**PARTS OF THE EXERCISE**.
- 1) Pick out every line of the rows that contains the string "dashboard", treating uppercase and lowercase as different.
- 2) Continue the mailing-list thread on SunONE versus Tomcat performance from the point where it stops.

**EXCERPT TO READ**.
◇ ◇ ◇ ◇ ◇ ◇ ◇

Please understand that I do not try to create a flame war here.  This is 
only a particular case, no scientific comparison, and no pointing out 
which one is better overall.  Please download it yourself, and try with 
your application if performance is something you want to find out.

Jérôme Duval wrote:
Why would you compare Apache and Tomcat vs. SunONE? Isn't there a lot of
overhead in using the connector and all that? Seems to me a more logical
test would be Tomcat vs SunONE and the most recent version of both, which
Tomcat 4.1.30 is not. I smell bogus test results!
-Original Message-
From: V D [mailto:[EMAIL PROTECTED] 
Sent: Saturday, July 31, 2004 11:24 PM
To: Tomcat Users List
Subject: Re: SunONE versus Tomcat performance

I used it for webservice before, and it is faster than Tomcat, but I
wouldn't say that was 2 to 5 times for that particular case.  You can get it
for free because it's bundled with the Application Server platform which is
free.
Julian wrote:
 

Just downloaded it to give it a try. There's a trial version but 
nevertheless it costs only $75.

◇ ◇ ◇ ◇ ◇ ◇ ◇

**DATASET**.
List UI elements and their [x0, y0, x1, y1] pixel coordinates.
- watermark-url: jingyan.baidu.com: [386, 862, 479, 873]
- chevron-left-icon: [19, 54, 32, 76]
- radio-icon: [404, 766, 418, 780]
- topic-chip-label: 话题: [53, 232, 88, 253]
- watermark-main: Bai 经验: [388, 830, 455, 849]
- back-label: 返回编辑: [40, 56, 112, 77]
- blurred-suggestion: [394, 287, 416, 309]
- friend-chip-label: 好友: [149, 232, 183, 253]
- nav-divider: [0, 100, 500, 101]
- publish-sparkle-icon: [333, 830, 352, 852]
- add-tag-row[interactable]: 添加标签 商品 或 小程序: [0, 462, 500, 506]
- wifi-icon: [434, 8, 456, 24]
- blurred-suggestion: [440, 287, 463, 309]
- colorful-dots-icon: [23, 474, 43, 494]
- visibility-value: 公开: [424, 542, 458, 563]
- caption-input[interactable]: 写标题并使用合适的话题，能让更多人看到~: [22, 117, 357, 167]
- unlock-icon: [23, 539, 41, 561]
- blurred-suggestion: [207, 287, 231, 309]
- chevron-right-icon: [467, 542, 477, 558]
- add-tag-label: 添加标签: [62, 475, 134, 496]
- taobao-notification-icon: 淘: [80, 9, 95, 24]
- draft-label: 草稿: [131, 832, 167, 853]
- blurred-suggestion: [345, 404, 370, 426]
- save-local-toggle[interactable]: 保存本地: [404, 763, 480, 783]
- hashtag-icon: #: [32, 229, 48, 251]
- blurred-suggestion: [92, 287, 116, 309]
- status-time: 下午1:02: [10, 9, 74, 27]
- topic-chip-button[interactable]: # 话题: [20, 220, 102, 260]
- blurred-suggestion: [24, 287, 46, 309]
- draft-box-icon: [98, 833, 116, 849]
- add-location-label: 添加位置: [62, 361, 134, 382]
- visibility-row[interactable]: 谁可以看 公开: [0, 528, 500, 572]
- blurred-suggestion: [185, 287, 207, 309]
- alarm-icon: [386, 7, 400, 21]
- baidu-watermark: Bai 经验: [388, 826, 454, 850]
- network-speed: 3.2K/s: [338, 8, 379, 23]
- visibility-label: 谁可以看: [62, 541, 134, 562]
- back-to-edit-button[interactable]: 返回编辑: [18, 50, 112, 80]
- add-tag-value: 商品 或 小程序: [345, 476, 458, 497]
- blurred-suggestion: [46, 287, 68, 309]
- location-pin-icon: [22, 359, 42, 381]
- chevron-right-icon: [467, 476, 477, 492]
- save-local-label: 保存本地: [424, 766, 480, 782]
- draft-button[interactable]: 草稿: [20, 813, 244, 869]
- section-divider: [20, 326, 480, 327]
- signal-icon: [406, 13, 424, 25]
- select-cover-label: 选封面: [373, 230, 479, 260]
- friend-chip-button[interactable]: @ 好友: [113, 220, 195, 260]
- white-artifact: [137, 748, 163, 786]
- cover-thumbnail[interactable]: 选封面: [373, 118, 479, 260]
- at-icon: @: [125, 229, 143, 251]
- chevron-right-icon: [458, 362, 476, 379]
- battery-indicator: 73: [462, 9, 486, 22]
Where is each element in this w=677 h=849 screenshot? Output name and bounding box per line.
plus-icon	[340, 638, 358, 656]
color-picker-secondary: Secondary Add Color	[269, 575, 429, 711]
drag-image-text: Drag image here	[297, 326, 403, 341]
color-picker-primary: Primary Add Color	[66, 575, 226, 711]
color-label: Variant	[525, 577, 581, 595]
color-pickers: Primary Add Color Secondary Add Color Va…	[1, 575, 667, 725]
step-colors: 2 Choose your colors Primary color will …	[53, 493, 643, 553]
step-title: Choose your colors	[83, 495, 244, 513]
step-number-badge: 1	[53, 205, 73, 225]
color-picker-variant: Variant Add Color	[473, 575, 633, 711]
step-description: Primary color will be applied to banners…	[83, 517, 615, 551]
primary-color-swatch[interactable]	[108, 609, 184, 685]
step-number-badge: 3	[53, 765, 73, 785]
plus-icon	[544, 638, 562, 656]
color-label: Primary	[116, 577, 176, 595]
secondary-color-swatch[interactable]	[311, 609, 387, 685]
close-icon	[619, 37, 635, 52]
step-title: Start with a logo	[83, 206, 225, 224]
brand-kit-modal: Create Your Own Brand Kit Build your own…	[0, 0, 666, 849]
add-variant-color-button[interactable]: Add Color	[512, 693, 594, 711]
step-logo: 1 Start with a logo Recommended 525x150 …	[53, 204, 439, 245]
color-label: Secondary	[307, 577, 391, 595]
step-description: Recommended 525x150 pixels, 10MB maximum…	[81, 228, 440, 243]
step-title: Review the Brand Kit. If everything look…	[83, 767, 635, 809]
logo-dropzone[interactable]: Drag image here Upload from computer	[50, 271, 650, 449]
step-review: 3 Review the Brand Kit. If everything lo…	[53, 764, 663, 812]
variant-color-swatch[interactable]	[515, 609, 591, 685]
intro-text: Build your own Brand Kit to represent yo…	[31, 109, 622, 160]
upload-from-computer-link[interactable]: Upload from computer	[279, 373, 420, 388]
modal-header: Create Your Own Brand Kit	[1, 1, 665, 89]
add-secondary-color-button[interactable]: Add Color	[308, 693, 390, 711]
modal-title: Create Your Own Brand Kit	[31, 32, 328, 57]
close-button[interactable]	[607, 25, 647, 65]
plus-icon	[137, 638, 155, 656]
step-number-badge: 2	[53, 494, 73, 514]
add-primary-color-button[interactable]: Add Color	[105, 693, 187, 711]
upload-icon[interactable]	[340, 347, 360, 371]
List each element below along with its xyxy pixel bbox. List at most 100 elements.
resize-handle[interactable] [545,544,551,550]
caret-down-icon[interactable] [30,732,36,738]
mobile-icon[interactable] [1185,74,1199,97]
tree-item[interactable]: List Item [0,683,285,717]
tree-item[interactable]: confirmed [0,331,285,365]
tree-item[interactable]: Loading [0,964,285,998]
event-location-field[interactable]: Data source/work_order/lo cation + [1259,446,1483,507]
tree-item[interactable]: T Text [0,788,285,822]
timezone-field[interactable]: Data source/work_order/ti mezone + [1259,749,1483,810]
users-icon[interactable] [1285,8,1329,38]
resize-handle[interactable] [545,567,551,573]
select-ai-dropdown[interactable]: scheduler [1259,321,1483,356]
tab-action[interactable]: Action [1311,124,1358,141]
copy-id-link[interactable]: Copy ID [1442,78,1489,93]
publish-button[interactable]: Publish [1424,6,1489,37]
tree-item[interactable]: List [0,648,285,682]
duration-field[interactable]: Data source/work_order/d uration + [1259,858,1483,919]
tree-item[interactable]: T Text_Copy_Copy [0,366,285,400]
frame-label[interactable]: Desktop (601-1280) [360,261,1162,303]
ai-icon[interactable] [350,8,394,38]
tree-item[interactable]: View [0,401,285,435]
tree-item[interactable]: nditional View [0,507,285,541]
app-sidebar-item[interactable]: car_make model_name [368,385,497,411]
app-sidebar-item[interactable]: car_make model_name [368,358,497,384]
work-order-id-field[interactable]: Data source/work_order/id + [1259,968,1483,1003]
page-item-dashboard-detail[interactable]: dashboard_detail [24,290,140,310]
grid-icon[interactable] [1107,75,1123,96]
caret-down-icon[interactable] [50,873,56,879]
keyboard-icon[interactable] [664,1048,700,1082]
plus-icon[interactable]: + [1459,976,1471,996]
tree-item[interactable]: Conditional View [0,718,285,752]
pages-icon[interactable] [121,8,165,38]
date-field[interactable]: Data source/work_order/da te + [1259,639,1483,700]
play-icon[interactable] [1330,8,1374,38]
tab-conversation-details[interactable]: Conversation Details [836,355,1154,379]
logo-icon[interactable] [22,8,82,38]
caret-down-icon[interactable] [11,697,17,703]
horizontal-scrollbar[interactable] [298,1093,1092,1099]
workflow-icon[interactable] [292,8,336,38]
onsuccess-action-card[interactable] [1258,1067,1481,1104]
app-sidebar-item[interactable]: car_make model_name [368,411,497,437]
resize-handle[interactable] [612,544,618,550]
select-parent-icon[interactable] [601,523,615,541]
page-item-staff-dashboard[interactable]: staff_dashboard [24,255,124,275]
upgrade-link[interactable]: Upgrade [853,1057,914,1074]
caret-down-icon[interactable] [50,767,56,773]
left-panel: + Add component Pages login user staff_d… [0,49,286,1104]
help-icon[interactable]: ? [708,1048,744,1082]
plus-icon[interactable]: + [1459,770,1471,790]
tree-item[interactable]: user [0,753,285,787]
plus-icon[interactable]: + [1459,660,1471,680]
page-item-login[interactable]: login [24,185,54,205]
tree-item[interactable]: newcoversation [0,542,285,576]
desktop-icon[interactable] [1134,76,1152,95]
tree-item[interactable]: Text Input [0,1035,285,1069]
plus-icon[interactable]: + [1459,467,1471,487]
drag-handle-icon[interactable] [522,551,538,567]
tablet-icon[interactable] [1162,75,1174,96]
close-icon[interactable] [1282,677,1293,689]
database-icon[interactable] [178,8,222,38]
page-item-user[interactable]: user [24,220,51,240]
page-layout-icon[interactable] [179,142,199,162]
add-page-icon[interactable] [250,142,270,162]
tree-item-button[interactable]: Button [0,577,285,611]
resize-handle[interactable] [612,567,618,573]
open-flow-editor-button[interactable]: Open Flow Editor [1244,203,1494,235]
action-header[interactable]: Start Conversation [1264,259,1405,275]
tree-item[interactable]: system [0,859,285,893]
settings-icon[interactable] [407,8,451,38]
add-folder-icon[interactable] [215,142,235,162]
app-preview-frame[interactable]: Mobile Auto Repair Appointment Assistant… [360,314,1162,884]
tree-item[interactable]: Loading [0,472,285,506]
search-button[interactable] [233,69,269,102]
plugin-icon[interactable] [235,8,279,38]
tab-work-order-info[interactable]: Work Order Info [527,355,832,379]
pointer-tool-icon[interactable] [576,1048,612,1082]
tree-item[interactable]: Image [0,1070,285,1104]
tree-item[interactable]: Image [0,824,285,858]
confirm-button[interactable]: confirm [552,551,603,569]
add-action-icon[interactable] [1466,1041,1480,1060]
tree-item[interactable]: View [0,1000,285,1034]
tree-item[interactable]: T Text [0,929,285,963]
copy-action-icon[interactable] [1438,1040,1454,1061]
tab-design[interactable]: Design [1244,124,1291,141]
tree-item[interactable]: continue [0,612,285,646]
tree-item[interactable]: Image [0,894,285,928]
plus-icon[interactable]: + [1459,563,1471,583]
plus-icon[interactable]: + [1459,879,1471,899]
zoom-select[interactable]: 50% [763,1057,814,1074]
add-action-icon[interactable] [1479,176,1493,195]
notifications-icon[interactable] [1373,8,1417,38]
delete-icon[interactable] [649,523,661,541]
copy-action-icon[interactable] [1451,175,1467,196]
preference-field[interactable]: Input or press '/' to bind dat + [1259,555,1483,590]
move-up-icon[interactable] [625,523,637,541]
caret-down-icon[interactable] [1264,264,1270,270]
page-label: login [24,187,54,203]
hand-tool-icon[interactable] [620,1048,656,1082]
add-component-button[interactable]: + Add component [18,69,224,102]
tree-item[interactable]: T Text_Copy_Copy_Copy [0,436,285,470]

◇ ◇ ◇ ◇ ◇ ◇ ◇

**RESULTS OF THE TASKS**.
- 1)
page-item-dashboard-detail[interactable]: dashboard_detail [24,290,140,310]
page-item-staff-dashboard[interactable]: staff_dashboard [24,255,124,275]

- 2)
David Rees wrote:
   

David Wall wrote:
 

It is worth noting that Sun Java Web Server has better performance 
than Apache Tomcat; you can learn more about this from Sun Java Web 
Server vs.
Apache/Tomcat Benchmarks.

The link to the KeyLabs report is at 
http://www.keylabs.com/results/sun/SunONEFinalReport_Solaris.pdf

Why would SunONE be anywhere from 2 to 5 times faster than Tomcat?
They also suggest that Tomcat would start to show errors when 
loading 200 users at a time, whereas SunONE could handle up to 500 
users without any errors.
   

It's hard to say why the Apache/Tomcat combination would not perform 
as well as SunONE (which I am not familar with), but without more 
details of the Apache/Tomcat configuration it's too difficult to say.

Has anyone independantly tested SunONE compared to Apache/Tomcat?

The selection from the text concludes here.